[Some records]
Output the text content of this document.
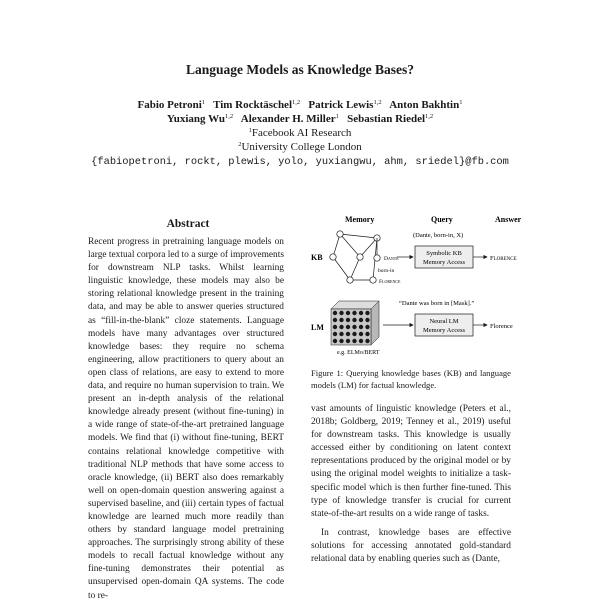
Language Models as Knowledge Bases?
Fabio Petroni$^1$ Tim Rocktäschel$^{1,2}$ Patrick Lewis$^{1,2}$ Anton Bakhtin$^1$
Yuxiang Wu$^{1,2}$ Alexander H. Miller$^1$ Sebastian Riedel$^{1,2}$
$^1$Facebook AI Research
$^2$University College London
{fabiopetroni, rockt, plewis, yolo, yuxiangwu, ahm, sriedel}@fb.com
Abstract
Recent progress in pretraining language models on large textual corpora led to a surge of improvements for downstream NLP tasks. Whilst learning linguistic knowledge, these models may also be storing relational knowledge present in the training data, and may be able to answer queries structured as “fill-in-the-blank” cloze statements. Language models have many advantages over structured knowledge bases: they require no schema engineering, allow practitioners to query about an open class of relations, are easy to extend to more data, and require no human supervision to train. We present an in-depth analysis of the relational knowledge already present (without fine-tuning) in a wide range of state-of-the-art pretrained language models. We find that (i) without fine-tuning, BERT contains relational knowledge competitive with traditional NLP methods that have some access to oracle knowledge, (ii) BERT also does remarkably well on open-domain question answering against a supervised baseline, and (iii) certain types of factual knowledge are learned much more readily than others by standard language model pretraining approaches. The surprisingly strong ability of these models to recall factual knowledge without any fine-tuning demonstrates their potential as unsupervised open-domain QA systems. The code to re-
Memory	Query	Answer
KB	Dante
born-in
Florence
(Dante, born-in, X)
Symbolic KB
Memory Access
Florence
LM
e.g. ELMo/BERT
“Dante was born in [Mask].”
Neural LM
Memory Access
Florence
Figure 1: Querying knowledge bases (KB) and language models (LM) for factual knowledge.

vast amounts of linguistic knowledge (Peters et al., 2018b; Goldberg, 2019; Tenney et al., 2019) useful for downstream tasks. This knowledge is usually accessed either by conditioning on latent context representations produced by the original model or by using the original model weights to initialize a task-specific model which is then further fine-tuned. This type of knowledge transfer is crucial for current state-of-the-art results on a wide range of tasks.

In contrast, knowledge bases are effective solutions for accessing annotated gold-standard relational data by enabling queries such as (Dante,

AIM: In this exercise, set down all of the data exactly, without the pictures.

SOLUTION TO THE EXERCISE:
Output the text content of this document.
Language Models as Knowledge Bases?
Fabio Petroni$^1$ Tim Rocktäschel$^{1,2}$ Patrick Lewis$^{1,2}$ Anton Bakhtin$^1$
Yuxiang Wu$^{1,2}$ Alexander H. Miller$^1$ Sebastian Riedel$^{1,2}$
$^1$Facebook AI Research
$^2$University College London
{fabiopetroni, rockt, plewis, yolo, yuxiangwu, ahm, sriedel}@fb.com
Abstract
Recent progress in pretraining language models on large textual corpora led to a surge of improvements for downstream NLP tasks. Whilst learning linguistic knowledge, these models may also be storing relational knowledge present in the training data, and may be able to answer queries structured as “fill-in-the-blank” cloze statements. Language models have many advantages over structured knowledge bases: they require no schema engineering, allow practitioners to query about an open class of relations, are easy to extend to more data, and require no human supervision to train. We present an in-depth analysis of the relational knowledge already present (without fine-tuning) in a wide range of state-of-the-art pretrained language models. We find that (i) without fine-tuning, BERT contains relational knowledge competitive with traditional NLP methods that have some access to oracle knowledge, (ii) BERT also does remarkably well on open-domain question answering against a supervised baseline, and (iii) certain types of factual knowledge are learned much more readily than others by standard language model pretraining approaches. The surprisingly strong ability of these models to recall factual knowledge without any fine-tuning demonstrates their potential as unsupervised open-domain QA systems. The code to re-
Memory	Query	Answer
KB	Dante
born-in
Florence
(Dante, born-in, X)
Symbolic KB
Memory Access
Florence
LM
e.g. ELMo/BERT
“Dante was born in [Mask].”
Neural LM
Memory Access
Florence
Figure 1: Querying knowledge bases (KB) and language models (LM) for factual knowledge.

vast amounts of linguistic knowledge (Peters et al., 2018b; Goldberg, 2019; Tenney et al., 2019) useful for downstream tasks. This knowledge is usually accessed either by conditioning on latent context representations produced by the original model or by using the original model weights to initialize a task-specific model which is then further fine-tuned. This type of knowledge transfer is crucial for current state-of-the-art results on a wide range of tasks.

In contrast, knowledge bases are effective solutions for accessing annotated gold-standard relational data by enabling queries such as (Dante,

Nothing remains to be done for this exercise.